# Request
How many lines in these records hold the string "ylabel"? Reply with the number alone.
+--
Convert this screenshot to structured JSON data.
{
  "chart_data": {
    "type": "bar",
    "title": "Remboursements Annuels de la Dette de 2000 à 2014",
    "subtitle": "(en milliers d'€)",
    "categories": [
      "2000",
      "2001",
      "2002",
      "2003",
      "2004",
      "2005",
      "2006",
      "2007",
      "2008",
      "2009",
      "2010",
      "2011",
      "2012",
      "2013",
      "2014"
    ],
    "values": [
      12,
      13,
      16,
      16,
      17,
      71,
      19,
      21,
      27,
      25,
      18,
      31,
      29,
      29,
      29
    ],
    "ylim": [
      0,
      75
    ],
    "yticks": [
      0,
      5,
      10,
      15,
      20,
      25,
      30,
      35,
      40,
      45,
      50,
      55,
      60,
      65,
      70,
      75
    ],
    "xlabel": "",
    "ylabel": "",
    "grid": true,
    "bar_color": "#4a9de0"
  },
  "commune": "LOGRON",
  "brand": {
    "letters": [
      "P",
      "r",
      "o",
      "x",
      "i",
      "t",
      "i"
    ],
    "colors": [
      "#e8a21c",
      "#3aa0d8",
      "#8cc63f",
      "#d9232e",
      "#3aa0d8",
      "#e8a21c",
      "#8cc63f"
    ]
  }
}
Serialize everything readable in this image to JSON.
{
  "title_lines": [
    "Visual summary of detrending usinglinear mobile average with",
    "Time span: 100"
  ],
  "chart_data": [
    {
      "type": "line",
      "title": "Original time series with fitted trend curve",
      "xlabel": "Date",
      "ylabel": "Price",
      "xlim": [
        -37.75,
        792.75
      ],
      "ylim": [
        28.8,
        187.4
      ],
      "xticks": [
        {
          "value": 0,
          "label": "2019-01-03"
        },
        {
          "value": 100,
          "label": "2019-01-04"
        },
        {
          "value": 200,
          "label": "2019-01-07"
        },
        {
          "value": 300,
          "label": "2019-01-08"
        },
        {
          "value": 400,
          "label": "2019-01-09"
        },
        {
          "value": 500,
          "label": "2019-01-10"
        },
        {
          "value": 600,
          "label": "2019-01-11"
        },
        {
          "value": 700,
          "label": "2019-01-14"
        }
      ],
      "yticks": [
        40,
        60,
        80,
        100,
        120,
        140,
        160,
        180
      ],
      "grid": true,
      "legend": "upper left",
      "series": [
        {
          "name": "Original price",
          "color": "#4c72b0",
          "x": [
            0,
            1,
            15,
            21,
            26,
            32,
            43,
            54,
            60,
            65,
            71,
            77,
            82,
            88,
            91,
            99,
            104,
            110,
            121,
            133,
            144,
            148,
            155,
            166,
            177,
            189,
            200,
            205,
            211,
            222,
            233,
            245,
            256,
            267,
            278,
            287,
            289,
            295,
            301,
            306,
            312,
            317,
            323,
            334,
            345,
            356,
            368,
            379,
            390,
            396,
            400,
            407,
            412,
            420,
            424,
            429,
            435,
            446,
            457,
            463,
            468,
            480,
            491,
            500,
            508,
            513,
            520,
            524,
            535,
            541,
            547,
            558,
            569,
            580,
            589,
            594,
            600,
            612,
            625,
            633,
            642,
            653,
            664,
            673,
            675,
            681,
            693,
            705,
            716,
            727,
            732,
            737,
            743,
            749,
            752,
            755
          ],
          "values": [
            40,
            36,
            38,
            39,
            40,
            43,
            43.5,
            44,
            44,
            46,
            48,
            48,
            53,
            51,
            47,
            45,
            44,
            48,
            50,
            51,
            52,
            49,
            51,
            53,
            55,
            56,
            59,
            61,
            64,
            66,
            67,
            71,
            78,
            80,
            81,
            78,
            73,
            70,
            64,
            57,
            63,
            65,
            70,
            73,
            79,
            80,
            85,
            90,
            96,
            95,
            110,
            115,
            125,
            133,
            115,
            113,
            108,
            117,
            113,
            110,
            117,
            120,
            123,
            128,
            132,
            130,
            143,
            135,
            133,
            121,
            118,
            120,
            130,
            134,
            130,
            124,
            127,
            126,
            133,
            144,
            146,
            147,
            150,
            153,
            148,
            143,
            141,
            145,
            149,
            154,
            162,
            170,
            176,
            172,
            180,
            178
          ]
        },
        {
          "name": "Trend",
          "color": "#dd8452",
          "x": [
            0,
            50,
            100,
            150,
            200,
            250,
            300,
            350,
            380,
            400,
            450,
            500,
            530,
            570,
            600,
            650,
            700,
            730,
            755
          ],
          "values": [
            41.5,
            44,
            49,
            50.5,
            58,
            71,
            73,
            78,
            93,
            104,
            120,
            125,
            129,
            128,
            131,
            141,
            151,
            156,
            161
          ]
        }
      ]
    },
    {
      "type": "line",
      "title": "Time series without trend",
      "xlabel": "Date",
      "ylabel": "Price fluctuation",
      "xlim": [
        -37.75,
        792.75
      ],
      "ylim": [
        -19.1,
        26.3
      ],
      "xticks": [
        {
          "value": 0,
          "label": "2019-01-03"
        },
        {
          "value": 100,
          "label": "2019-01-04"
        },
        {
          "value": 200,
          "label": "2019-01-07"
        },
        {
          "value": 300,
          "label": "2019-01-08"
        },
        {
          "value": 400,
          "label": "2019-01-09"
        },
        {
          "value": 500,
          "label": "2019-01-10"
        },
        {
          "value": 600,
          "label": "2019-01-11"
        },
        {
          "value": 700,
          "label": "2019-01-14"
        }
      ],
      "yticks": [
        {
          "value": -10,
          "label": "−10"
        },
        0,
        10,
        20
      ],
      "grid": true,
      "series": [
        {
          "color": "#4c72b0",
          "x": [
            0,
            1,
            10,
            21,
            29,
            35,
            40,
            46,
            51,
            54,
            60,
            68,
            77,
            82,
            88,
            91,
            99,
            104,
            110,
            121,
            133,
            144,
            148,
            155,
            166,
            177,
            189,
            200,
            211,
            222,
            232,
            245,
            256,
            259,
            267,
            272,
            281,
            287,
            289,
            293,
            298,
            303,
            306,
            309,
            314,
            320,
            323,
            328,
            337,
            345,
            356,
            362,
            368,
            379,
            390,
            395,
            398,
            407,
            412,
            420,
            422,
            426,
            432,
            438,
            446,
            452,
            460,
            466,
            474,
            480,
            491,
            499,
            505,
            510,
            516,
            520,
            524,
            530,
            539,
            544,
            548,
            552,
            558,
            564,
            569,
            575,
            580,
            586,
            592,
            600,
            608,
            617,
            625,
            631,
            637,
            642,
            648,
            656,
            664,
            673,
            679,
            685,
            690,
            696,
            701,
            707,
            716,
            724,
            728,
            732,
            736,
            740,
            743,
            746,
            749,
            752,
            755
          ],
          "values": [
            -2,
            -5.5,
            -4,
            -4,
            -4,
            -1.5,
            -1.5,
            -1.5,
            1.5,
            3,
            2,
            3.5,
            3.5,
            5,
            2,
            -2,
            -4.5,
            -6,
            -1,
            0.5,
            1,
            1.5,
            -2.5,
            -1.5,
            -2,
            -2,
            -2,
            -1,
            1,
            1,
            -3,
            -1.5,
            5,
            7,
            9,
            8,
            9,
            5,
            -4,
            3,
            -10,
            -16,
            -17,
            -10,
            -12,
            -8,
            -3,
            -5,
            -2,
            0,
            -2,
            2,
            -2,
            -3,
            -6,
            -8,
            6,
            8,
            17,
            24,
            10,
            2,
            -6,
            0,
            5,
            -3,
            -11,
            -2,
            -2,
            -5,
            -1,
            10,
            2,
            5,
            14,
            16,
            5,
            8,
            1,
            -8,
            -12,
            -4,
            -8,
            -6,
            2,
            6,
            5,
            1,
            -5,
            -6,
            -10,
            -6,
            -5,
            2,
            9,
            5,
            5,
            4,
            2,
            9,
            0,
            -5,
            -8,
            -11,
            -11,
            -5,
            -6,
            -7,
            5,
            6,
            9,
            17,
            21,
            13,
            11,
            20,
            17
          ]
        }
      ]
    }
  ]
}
+--
# Problem solution
3